-- BEGIN --

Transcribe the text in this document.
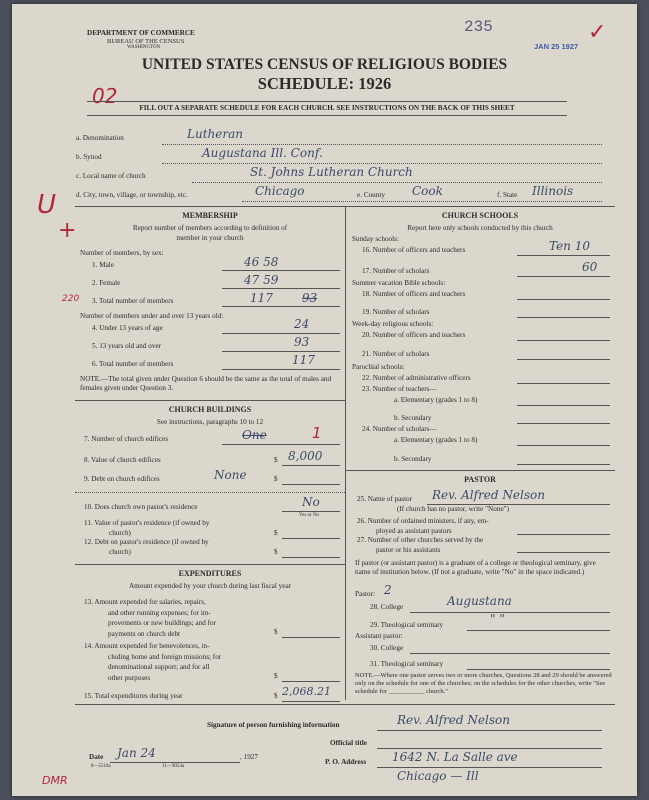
DEPARTMENT OF COMMERCE
BUREAU OF THE CENSUS
WASHINGTON
235
JAN 25 1927
✓
UNITED STATES CENSUS OF RELIGIOUS BODIES
SCHEDULE: 1926
02	FILL OUT A SEPARATE SCHEDULE FOR EACH CHURCH. SEE INSTRUCTIONS ON THE BACK OF THIS SHEET
U
+
a. Denomination	Lutheran
b. Synod	Augustana Ill. Conf.
c. Local name of church	St. Johns Lutheran Church
d. City, town, village, or township, etc.	Chicago	e. County Cook	f. State Illinois
MEMBERSHIP
Report number of members according to definition of
member in your church
Number of members, by sex:
1. Male	46 58
2. Female	47 59
220 3. Total number of members	117 93
Number of members under and over 13 years old:
4. Under 13 years of age	24
5. 13 years old and over	93
6. Total number of members	117
NOTE.—The total given under Question 6 should be the same as the total of males and females given under Question 3.
CHURCH BUILDINGS
See instructions, paragraphs 10 to 12
7. Number of church edifices	One	1
8. Value of church edifices	$ 8,000
9. Debt on church edifices	None	$
10. Does church own pastor's residence	No
Yes or No
11. Value of pastor's residence (if owned by
church)	$
12. Debt on pastor's residence (if owned by
church)	$
EXPENDITURES
Amount expended by your church during last fiscal year
13. Amount expended for salaries, repairs,
and other running expenses; for im-
provements or new buildings; and for
payments on church debt	$
14. Amount expended for benevolences, in-
cluding home and foreign missions; for
denominational support; and for all
other purposes	$
15. Total expenditures during year	$ 2,068.21
CHURCH SCHOOLS
Report here only schools conducted by this church
Sunday schools:
16. Number of officers and teachers	Ten 10
17. Number of scholars	60
Summer vacation Bible schools:
18. Number of officers and teachers
19. Number of scholars
Week-day religious schools:
20. Number of officers and teachers
21. Number of scholars
Parochial schools:
22. Number of administrative officers
23. Number of teachers—
a. Elementary (grades 1 to 8)
b. Secondary
24. Number of scholars—
a. Elementary (grades 1 to 8)
b. Secondary
PASTOR
25. Name of pastor Rev. Alfred Nelson
(If church has no pastor, write "None")
26. Number of ordained ministers, if any, em-
ployed as assistant pastors
27. Number of other churches served by the
pastor or his assistants
If pastor (or assistant pastor) is a graduate of a college or theological seminary, give name of institution below. (If not a graduate, write "No" in the space indicated.)
Pastor: 2
28. College	Augustana
29. Theological seminary	" "
Assistant pastor:
30. College
31. Theological seminary
NOTE.—Where one pastor serves two or more churches, Questions 28 and 29 should be answered only on the schedule for one of the churches; on the schedules for the other churches, write "See schedule for ___________ church."
Signature of person furnishing information	Rev. Alfred Nelson
Official title
Date Jan 24	, 1927
8—5518a	11—9054a
P. O. Address 1642 N. La Salle ave
Chicago — Ill
DMR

-- END --

DO THIS: Keep only the lines that hold the string "years", and copy them out.

THE ANSWER:
Number of members under and over 13 years old:
4. Under 13 years of age	24
5. 13 years old and over	93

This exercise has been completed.